%%

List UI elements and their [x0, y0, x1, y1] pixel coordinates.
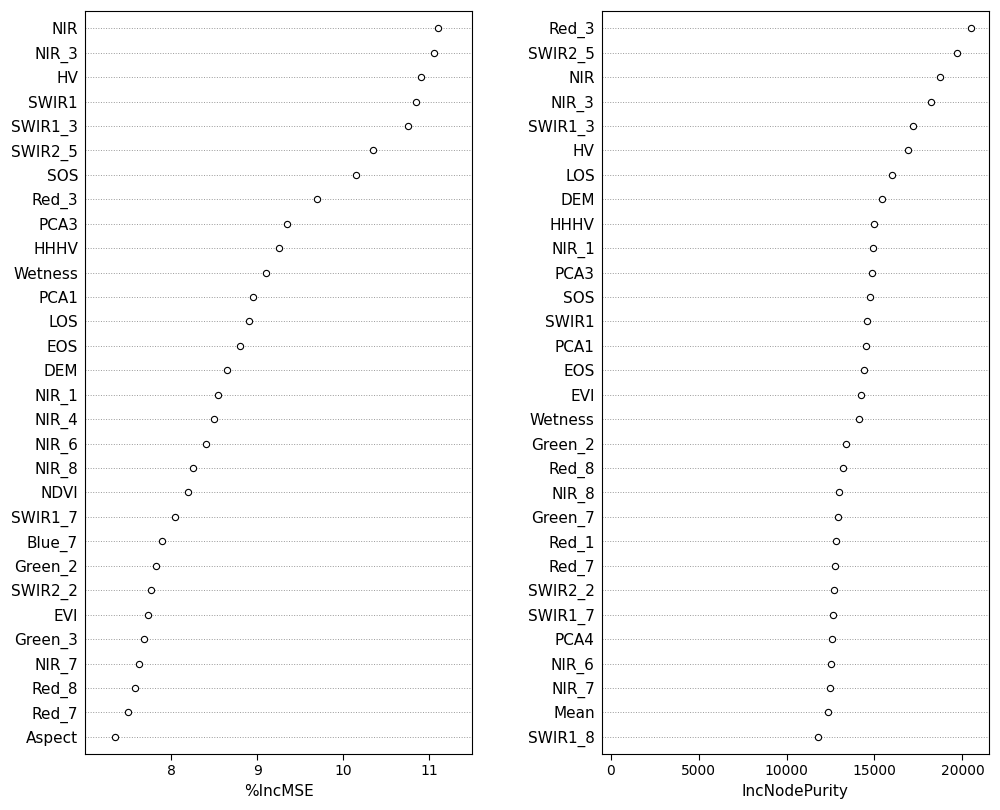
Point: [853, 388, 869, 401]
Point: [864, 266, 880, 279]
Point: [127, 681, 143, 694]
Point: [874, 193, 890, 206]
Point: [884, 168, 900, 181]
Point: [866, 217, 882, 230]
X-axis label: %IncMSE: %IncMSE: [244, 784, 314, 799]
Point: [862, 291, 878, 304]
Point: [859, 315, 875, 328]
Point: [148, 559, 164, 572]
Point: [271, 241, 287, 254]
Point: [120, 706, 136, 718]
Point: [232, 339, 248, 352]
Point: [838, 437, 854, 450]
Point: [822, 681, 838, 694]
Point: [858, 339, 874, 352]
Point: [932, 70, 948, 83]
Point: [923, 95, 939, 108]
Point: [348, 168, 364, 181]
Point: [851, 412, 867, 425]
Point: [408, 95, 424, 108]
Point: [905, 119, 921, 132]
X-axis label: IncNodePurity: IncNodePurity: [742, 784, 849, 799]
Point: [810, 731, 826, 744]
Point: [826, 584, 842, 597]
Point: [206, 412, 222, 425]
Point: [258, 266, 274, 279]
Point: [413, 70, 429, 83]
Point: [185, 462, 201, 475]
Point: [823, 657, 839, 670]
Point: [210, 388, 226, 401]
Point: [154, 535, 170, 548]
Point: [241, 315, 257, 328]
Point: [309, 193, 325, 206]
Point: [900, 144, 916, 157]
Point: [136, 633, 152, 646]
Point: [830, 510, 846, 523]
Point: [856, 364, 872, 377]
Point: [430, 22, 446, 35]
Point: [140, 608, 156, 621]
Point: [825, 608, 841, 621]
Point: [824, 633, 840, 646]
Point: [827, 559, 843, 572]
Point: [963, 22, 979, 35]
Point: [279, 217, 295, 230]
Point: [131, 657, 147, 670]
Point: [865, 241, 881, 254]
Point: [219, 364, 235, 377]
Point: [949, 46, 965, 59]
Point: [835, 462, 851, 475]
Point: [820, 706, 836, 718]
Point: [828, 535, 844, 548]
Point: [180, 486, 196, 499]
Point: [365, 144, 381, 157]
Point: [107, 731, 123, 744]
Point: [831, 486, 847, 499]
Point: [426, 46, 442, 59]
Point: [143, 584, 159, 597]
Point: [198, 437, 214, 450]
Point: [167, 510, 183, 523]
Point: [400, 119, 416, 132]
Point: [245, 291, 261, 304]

%%

WHAT IS BEING ASKED
Recast the material above as a Markdown table with the columns Row and Material line. Cover only the lines from the line with "Point: [853, 388, 869, 401]" to the line with "Point: [923, 95, 939, 108]", both included, numbering each row and leaving out blank lines.

CORRECT OUTPUT
| Row | Material line |
|---|---|
| 1 | Point: [853, 388, 869, 401] |
| 2 | Point: [864, 266, 880, 279] |
| 3 | Point: [127, 681, 143, 694] |
| 4 | Point: [874, 193, 890, 206] |
| 5 | Point: [884, 168, 900, 181] |
| 6 | Point: [866, 217, 882, 230] |
| 7 | X-axis label: %IncMSE: %IncMSE: [244, 784, 314, 799] |
| 8 | Point: [862, 291, 878, 304] |
| 9 | Point: [859, 315, 875, 328] |
| 10 | Point: [148, 559, 164, 572] |
| 11 | Point: [271, 241, 287, 254] |
| 12 | Point: [120, 706, 136, 718] |
| 13 | Point: [232, 339, 248, 352] |
| 14 | Point: [838, 437, 854, 450] |
| 15 | Point: [822, 681, 838, 694] |
| 16 | Point: [858, 339, 874, 352] |
| 17 | Point: [932, 70, 948, 83] |
| 18 | Point: [923, 95, 939, 108] |